>> Start EXTRACTED ENTRIES

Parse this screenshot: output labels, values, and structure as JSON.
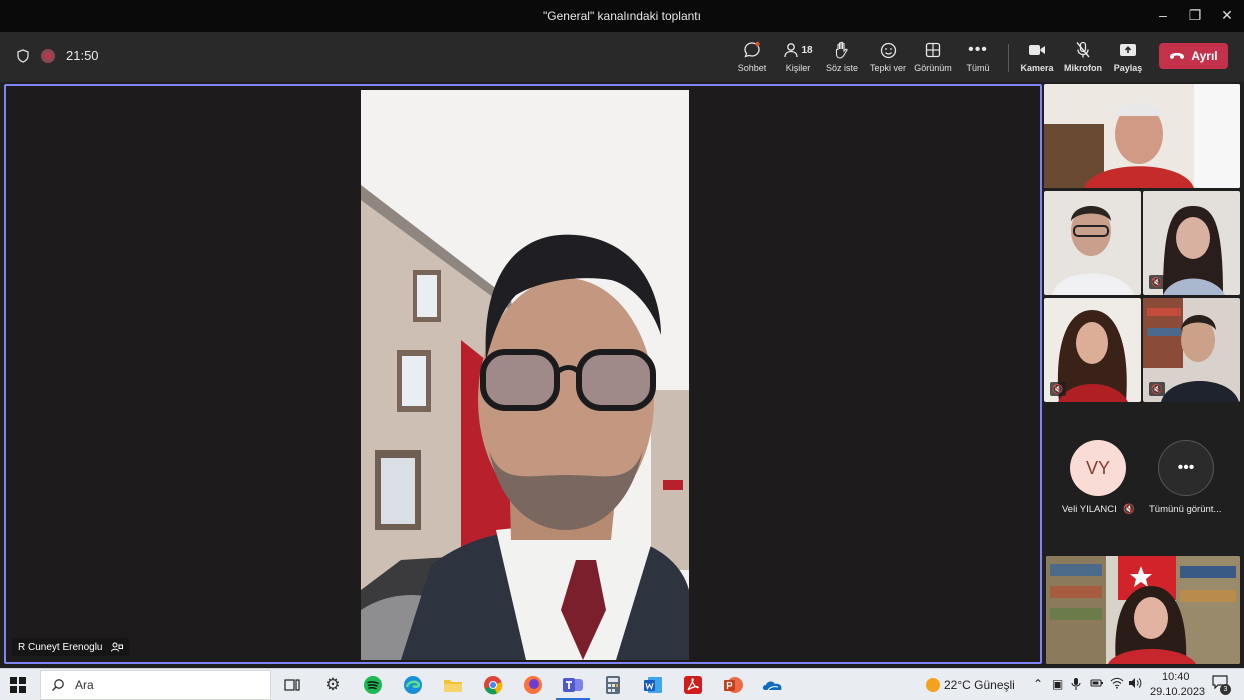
{
  "window": {
    "title": "\"General\" kanalındaki toplantı"
  },
  "toolbar": {
    "timer": "21:50",
    "buttons": [
      {
        "label": "Sohbet",
        "icon": "chat-icon"
      },
      {
        "label": "Kişiler",
        "icon": "people-icon",
        "count": "18"
      },
      {
        "label": "Söz iste",
        "icon": "raise-hand-icon"
      },
      {
        "label": "Tepki ver",
        "icon": "reaction-icon"
      },
      {
        "label": "Görünüm",
        "icon": "layout-icon"
      },
      {
        "label": "Tümü",
        "icon": "more-icon"
      },
      {
        "label": "Kamera",
        "icon": "camera-icon"
      },
      {
        "label": "Mikrofon",
        "icon": "mic-off-icon"
      },
      {
        "label": "Paylaş",
        "icon": "share-icon"
      }
    ],
    "leave_label": "Ayrıl"
  },
  "stage": {
    "speaker_name": "R Cuneyt Erenoglu"
  },
  "side": {
    "avatar_initials": "VY",
    "avatar_name": "Veli YILANCI",
    "view_all_label": "Tümünü görünt..."
  },
  "taskbar": {
    "search_placeholder": "Ara",
    "weather": "22°C  Güneşli",
    "time": "10:40",
    "date": "29.10.2023",
    "notification_count": "3"
  },
  "colors": {
    "accent": "#7f85f5",
    "leave": "#c4314b",
    "avatar_bg": "#f9dcd5",
    "avatar_fg": "#8a3b2a"
  }
}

>> End EXTRACTED ENTRIES

## TASK BRIEF
Without the pictures, retype the whole of the material above exactly.

## CORRECT RESULT
Parse this screenshot: output labels, values, and structure as JSON.
{
  "window": {
    "title": "\"General\" kanalındaki toplantı"
  },
  "toolbar": {
    "timer": "21:50",
    "buttons": [
      {
        "label": "Sohbet",
        "icon": "chat-icon"
      },
      {
        "label": "Kişiler",
        "icon": "people-icon",
        "count": "18"
      },
      {
        "label": "Söz iste",
        "icon": "raise-hand-icon"
      },
      {
        "label": "Tepki ver",
        "icon": "reaction-icon"
      },
      {
        "label": "Görünüm",
        "icon": "layout-icon"
      },
      {
        "label": "Tümü",
        "icon": "more-icon"
      },
      {
        "label": "Kamera",
        "icon": "camera-icon"
      },
      {
        "label": "Mikrofon",
        "icon": "mic-off-icon"
      },
      {
        "label": "Paylaş",
        "icon": "share-icon"
      }
    ],
    "leave_label": "Ayrıl"
  },
  "stage": {
    "speaker_name": "R Cuneyt Erenoglu"
  },
  "side": {
    "avatar_initials": "VY",
    "avatar_name": "Veli YILANCI",
    "view_all_label": "Tümünü görünt..."
  },
  "taskbar": {
    "search_placeholder": "Ara",
    "weather": "22°C  Güneşli",
    "time": "10:40",
    "date": "29.10.2023",
    "notification_count": "3"
  },
  "colors": {
    "accent": "#7f85f5",
    "leave": "#c4314b",
    "avatar_bg": "#f9dcd5",
    "avatar_fg": "#8a3b2a"
  }
}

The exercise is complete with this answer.